▶ **Work to do**:
**A)** Before the listing comes an article on faceless tax assessments. Give every date in that article that states a full day, month and year.
**B)** Continue the article on faceless tax assessments after its final sentence.

____ Article

The Cheat Sheet

Faceless Assessments — Tax system for the 21st century

KR Srivats | Updated on October 22, 2020 Published on October 21, 2020

Is ‘Faceless Assessment’ really a big deal for taxpayers?

‘Faceless Assessment’ scheme is going to be a game changer and could along with newly introduced Citizens Charter provide a seamless and painless tax administration system for taxpayers. The most significant aspect of ‘Faceless Assessment’ scheme is that it has done away with human interface — no physical meeting between tax officers and taxpayers.

Also, the single territorial jurisdiction has been abolished and concept of dynamic jurisdiction has been introduced. Wide discretion and subjective assessment are being replaced by team based assessment. You now have a system where your draft order is issued in one city, review is done in another city and finalisation is yet in another city. There will also be other features such as centralised issuance of notice (by the National e-assessment Centre).

Is this old wine in new bottle?

Well certainly it is not old wine in new bottle, although the first steps were taken as early as 2018. The canvas of the ‘Faceless Assessment’ scheme is much larger although it has been rechristened from e-assessment scheme 2019. For starters, the faceless assessments will cover all assessment orders. Under the e-assessment scheme 2019, only limited number of cases were selected under the scheme.

However, under the ‘Faceless Assessment’ scheme — launched on August 13, 2020 — effectively all assessments/reassessments, pending or new, has become faceless. The only exception to this rule are matters that include serious frauds, major tax evasion, sensitive and search matters. It also includes matters pertaining to international taxation, black money Act and Benami law. International tax charges will continue to be assessed by the jurisdictional assessing officer.

Any assessment order passed outside the ‘Faceless Assessment’ scheme (barring the exceptions stated above) will be considered to have been not passed at all. The scope of the ‘Faceless Assessment’ scheme has been expanded to include best judgement/ex-party assessment under Section 144 of the Act. Taxpayers can now seek extension of time for filing response to details in relation to its assessment proceedings under the scheme. A personal hearing (only through video conferencing) may be granted to the taxpayer.

________
____ Data lines

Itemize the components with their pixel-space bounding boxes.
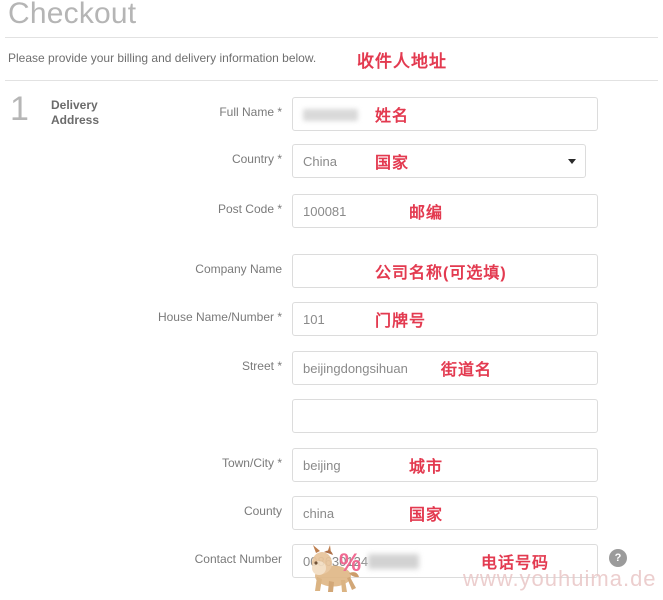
select-country-value: China (303, 154, 337, 169)
watermark-url: www.youhuima.de (463, 566, 657, 591)
question-mark-icon[interactable]: ? (609, 549, 627, 567)
input-post-code-value: 100081 (303, 204, 347, 219)
input-company-name[interactable] (292, 254, 598, 288)
select-country[interactable]: China (292, 144, 586, 178)
label-county: County (243, 504, 282, 518)
input-street-line-2[interactable] (292, 399, 598, 433)
contact-number-redacted: 5678901 (368, 554, 419, 569)
form-row-street-line-2 (0, 399, 663, 433)
form-row-country: Country * China 国家 (0, 144, 663, 178)
page-title: Checkout (8, 0, 137, 30)
horse-percent-mascot-icon: % (312, 545, 361, 592)
label-country: Country * (231, 152, 282, 166)
label-contact-number: Contact Number (194, 552, 282, 566)
chevron-down-icon[interactable] (568, 159, 576, 164)
intro-annotation: 收件人地址 (357, 52, 447, 71)
form-row-house-number: House Name/Number * 101 门牌号 (0, 302, 663, 336)
label-town-city: Town/City * (221, 456, 282, 470)
input-street[interactable]: beijingdongsihuan (292, 351, 598, 385)
input-post-code[interactable]: 100081 (292, 194, 598, 228)
input-house-number[interactable]: 101 (292, 302, 598, 336)
label-post-code: Post Code * (217, 202, 282, 216)
form-row-post-code: Post Code * 100081 邮编 (0, 194, 663, 228)
header-divider-bottom (5, 80, 658, 81)
input-full-name[interactable]: Xxx xxxx (292, 97, 598, 131)
label-house-number: House Name/Number * (157, 310, 282, 324)
form-row-town-city: Town/City * beijing 城市 (0, 448, 663, 482)
input-street-value: beijingdongsihuan (303, 361, 408, 376)
input-town-city-value: beijing (303, 458, 341, 473)
label-full-name: Full Name * (219, 105, 282, 119)
form-row-full-name: Full Name * Xxx xxxx 姓名 (0, 97, 663, 131)
label-company-name: Company Name (195, 262, 282, 276)
form-row-company-name: Company Name 公司名称(可选填) (0, 254, 663, 288)
form-row-county: County china 国家 (0, 496, 663, 530)
label-street: Street * (241, 359, 282, 373)
header-divider-top (5, 37, 658, 38)
input-house-number-value: 101 (303, 312, 325, 327)
form-row-street: Street * beijingdongsihuan 街道名 (0, 351, 663, 385)
input-town-city[interactable]: beijing (292, 448, 598, 482)
input-county-value: china (303, 506, 335, 521)
input-full-name-value: Xxx xxxx (303, 109, 359, 121)
intro-text: Please provide your billing and delivery… (8, 51, 317, 65)
svg-text:%: % (339, 549, 361, 577)
input-county[interactable]: china (292, 496, 598, 530)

________

▶ **Task results**:
**A)**
- October 22, 2020
- October 21, 2020
- August 13, 2020

**B)**
Does this mean all is well with the ‘Faceless Assessment’?

Not really. Taxpayers may henceforth not be able to adopt conventional approach of strategising of representation before tax authorities, drafting of submissions and furnishing of evidence. Given the reduced timelines for completion of assessment proceedings, reasons such as inability to travel etc can hardly be grounds for seeking adjournments. Taxpayers may not have much time time for collating details, carrying out legal research and preparing submissions.

Now what should taxpayers brace up for?

With all specialists such as forensic, transfer pricing, valuation, data analytics, IT, legal in the armoury of the Tax Department, you can certainly expect improvement in quality of the assessment orders.

What will taxpayers hope and pray for?

While the system and processes under ‘Faceless Assessment’ scheme will evolve over time and settle, the Central Board of Direct Taxes (CBDT) will have to ensure that ‘faceless assessment’ does not lead to arbitrary adjustments and thereby unnecessary litigation. With ‘Faceless Assessment’ along with Computer Aided Scrutiny Selection (CASS) in place, the standard of uniformity in income tax assessments is highly anticipated.

So what could be the touchstone on which ‘Faceless Assessment’ scheme could be gauged?

The proof of the pudding is in the eating and in this situation, if an adverse inference were to be drawn by the Tax Department after a ‘faceless assessment’, will the taxpayer get due opportunities of physical hearing to establish his case and submit his viewpoints? Only time will tell.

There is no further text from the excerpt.